▶ WRITTEN INSTRUCTION:
Print each line exactly as it is given.

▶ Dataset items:
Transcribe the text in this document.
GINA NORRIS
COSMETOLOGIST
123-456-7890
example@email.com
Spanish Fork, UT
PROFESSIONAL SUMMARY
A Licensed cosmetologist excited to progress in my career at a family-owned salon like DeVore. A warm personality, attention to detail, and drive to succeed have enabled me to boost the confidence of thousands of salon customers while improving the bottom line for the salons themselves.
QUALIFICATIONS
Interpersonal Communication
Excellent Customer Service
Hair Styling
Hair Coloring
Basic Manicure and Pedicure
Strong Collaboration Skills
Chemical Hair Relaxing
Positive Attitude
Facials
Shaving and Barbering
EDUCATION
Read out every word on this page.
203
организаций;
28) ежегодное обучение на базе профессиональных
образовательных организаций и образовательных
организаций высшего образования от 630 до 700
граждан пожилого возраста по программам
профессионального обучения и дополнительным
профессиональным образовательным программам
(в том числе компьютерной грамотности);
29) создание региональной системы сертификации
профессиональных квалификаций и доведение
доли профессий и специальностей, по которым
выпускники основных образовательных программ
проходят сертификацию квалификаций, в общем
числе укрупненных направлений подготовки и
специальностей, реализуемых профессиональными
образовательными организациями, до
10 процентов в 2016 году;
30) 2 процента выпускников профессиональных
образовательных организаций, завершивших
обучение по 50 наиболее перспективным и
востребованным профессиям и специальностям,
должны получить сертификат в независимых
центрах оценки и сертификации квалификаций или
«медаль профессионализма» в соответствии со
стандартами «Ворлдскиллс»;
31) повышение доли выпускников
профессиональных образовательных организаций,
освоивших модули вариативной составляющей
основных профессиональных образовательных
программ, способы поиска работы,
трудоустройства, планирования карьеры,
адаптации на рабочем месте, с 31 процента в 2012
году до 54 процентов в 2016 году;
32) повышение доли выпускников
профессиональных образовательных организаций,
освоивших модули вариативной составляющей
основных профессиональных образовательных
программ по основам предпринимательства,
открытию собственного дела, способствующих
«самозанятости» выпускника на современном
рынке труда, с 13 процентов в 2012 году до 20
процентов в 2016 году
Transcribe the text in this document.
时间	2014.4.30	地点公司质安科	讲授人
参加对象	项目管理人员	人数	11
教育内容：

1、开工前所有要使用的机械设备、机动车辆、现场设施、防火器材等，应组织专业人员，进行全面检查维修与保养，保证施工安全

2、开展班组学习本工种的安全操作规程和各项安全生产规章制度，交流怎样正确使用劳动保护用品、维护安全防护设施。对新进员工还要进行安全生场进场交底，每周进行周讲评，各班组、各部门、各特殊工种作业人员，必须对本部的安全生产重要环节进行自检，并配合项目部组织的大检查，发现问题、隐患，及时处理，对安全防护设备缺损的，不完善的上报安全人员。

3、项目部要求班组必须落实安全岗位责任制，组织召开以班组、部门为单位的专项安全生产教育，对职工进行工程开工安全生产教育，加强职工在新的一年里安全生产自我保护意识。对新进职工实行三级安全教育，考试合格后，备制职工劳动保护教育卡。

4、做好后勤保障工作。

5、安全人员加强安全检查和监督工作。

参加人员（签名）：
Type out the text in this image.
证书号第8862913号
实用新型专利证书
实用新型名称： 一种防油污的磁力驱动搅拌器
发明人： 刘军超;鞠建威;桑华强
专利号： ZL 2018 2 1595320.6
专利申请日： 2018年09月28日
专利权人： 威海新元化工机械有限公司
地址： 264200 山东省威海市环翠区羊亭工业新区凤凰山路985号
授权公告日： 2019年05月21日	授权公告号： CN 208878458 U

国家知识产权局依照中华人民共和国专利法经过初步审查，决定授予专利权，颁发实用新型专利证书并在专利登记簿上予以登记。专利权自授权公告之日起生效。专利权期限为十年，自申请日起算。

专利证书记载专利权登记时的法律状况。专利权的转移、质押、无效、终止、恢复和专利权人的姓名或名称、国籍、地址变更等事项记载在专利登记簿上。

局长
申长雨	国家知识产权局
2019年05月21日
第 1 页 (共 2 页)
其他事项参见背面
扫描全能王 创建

▶ SOLUTION:
Transcribe the text in this document.
GINA NORRIS
COSMETOLOGIST
123-456-7890
example@email.com
Spanish Fork, UT
PROFESSIONAL SUMMARY
A Licensed cosmetologist excited to progress in my career at a family-owned salon like DeVore. A warm personality, attention to detail, and drive to succeed have enabled me to boost the confidence of thousands of salon customers while improving the bottom line for the salons themselves.
QUALIFICATIONS
Interpersonal Communication
Excellent Customer Service
Hair Styling
Hair Coloring
Basic Manicure and Pedicure
Strong Collaboration Skills
Chemical Hair Relaxing
Positive Attitude
Facials
Shaving and Barbering
EDUCATION
Read out every word on this page.
203
организаций;
28) ежегодное обучение на базе профессиональных
образовательных организаций и образовательных
организаций высшего образования от 630 до 700
граждан пожилого возраста по программам
профессионального обучения и дополнительным
профессиональным образовательным программам
(в том числе компьютерной грамотности);
29) создание региональной системы сертификации
профессиональных квалификаций и доведение
доли профессий и специальностей, по которым
выпускники основных образовательных программ
проходят сертификацию квалификаций, в общем
числе укрупненных направлений подготовки и
специальностей, реализуемых профессиональными
образовательными организациями, до
10 процентов в 2016 году;
30) 2 процента выпускников профессиональных
образовательных организаций, завершивших
обучение по 50 наиболее перспективным и
востребованным профессиям и специальностям,
должны получить сертификат в независимых
центрах оценки и сертификации квалификаций или
«медаль профессионализма» в соответствии со
стандартами «Ворлдскиллс»;
31) повышение доли выпускников
профессиональных образовательных организаций,
освоивших модули вариативной составляющей
основных профессиональных образовательных
программ, способы поиска работы,
трудоустройства, планирования карьеры,
адаптации на рабочем месте, с 31 процента в 2012
году до 54 процентов в 2016 году;
32) повышение доли выпускников
профессиональных образовательных организаций,
освоивших модули вариативной составляющей
основных профессиональных образовательных
программ по основам предпринимательства,
открытию собственного дела, способствующих
«самозанятости» выпускника на современном
рынке труда, с 13 процентов в 2012 году до 20
процентов в 2016 году
Transcribe the text in this document.
时间	2014.4.30	地点公司质安科	讲授人
参加对象	项目管理人员	人数	11
教育内容：

1、开工前所有要使用的机械设备、机动车辆、现场设施、防火器材等，应组织专业人员，进行全面检查维修与保养，保证施工安全

2、开展班组学习本工种的安全操作规程和各项安全生产规章制度，交流怎样正确使用劳动保护用品、维护安全防护设施。对新进员工还要进行安全生场进场交底，每周进行周讲评，各班组、各部门、各特殊工种作业人员，必须对本部的安全生产重要环节进行自检，并配合项目部组织的大检查，发现问题、隐患，及时处理，对安全防护设备缺损的，不完善的上报安全人员。

3、项目部要求班组必须落实安全岗位责任制，组织召开以班组、部门为单位的专项安全生产教育，对职工进行工程开工安全生产教育，加强职工在新的一年里安全生产自我保护意识。对新进职工实行三级安全教育，考试合格后，备制职工劳动保护教育卡。

4、做好后勤保障工作。

5、安全人员加强安全检查和监督工作。

参加人员（签名）：
Type out the text in this image.
证书号第8862913号
实用新型专利证书
实用新型名称： 一种防油污的磁力驱动搅拌器
发明人： 刘军超;鞠建威;桑华强
专利号： ZL 2018 2 1595320.6
专利申请日： 2018年09月28日
专利权人： 威海新元化工机械有限公司
地址： 264200 山东省威海市环翠区羊亭工业新区凤凰山路985号
授权公告日： 2019年05月21日	授权公告号： CN 208878458 U

国家知识产权局依照中华人民共和国专利法经过初步审查，决定授予专利权，颁发实用新型专利证书并在专利登记簿上予以登记。专利权自授权公告之日起生效。专利权期限为十年，自申请日起算。

专利证书记载专利权登记时的法律状况。专利权的转移、质押、无效、终止、恢复和专利权人的姓名或名称、国籍、地址变更等事项记载在专利登记簿上。

局长
申长雨	国家知识产权局
2019年05月21日
第 1 页 (共 2 页)
其他事项参见背面
扫描全能王 创建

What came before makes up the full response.